_Given task_
Every line below that mentions the word "Canvas" should be copied out.

_Input material_
----
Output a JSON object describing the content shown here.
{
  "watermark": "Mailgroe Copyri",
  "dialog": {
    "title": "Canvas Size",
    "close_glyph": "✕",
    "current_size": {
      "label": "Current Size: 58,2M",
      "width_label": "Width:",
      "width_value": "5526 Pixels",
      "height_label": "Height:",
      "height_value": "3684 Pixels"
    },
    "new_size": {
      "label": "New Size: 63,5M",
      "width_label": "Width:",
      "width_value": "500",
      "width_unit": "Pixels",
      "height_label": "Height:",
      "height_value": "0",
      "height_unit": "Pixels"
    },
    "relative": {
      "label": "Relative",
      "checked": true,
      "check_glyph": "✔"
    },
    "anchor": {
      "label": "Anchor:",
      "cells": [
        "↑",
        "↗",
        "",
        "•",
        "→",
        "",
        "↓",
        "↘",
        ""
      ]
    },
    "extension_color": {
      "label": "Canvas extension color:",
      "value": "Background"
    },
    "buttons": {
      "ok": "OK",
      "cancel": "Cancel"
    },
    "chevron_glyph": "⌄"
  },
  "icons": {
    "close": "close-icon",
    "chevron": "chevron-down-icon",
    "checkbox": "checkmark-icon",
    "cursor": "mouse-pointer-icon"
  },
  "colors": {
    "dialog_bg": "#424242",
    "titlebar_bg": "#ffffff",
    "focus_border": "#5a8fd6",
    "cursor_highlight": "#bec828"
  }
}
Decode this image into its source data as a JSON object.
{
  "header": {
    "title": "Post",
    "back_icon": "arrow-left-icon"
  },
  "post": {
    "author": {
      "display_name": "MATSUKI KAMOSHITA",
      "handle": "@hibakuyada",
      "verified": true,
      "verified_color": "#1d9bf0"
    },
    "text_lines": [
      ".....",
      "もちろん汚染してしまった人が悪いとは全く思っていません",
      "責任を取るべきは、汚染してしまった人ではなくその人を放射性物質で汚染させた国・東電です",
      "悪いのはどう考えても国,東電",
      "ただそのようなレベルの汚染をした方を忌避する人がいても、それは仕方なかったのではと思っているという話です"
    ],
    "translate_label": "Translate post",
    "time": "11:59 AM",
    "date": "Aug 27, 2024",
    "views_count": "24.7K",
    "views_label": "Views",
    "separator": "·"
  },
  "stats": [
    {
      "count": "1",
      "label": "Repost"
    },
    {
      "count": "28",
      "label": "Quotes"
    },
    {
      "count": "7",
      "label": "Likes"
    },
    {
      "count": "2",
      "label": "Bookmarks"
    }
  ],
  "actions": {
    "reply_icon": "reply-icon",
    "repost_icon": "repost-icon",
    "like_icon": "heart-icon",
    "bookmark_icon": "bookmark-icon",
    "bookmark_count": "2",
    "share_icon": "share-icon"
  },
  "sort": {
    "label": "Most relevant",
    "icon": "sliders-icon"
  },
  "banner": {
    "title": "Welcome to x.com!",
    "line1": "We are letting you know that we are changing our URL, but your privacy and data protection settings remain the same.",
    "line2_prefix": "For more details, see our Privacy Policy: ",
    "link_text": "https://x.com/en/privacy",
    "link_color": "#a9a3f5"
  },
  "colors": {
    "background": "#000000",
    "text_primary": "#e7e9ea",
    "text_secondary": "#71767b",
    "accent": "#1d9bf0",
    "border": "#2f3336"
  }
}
----
_Task output_
    "title": "Canvas Size",
      "label": "Canvas extension color:",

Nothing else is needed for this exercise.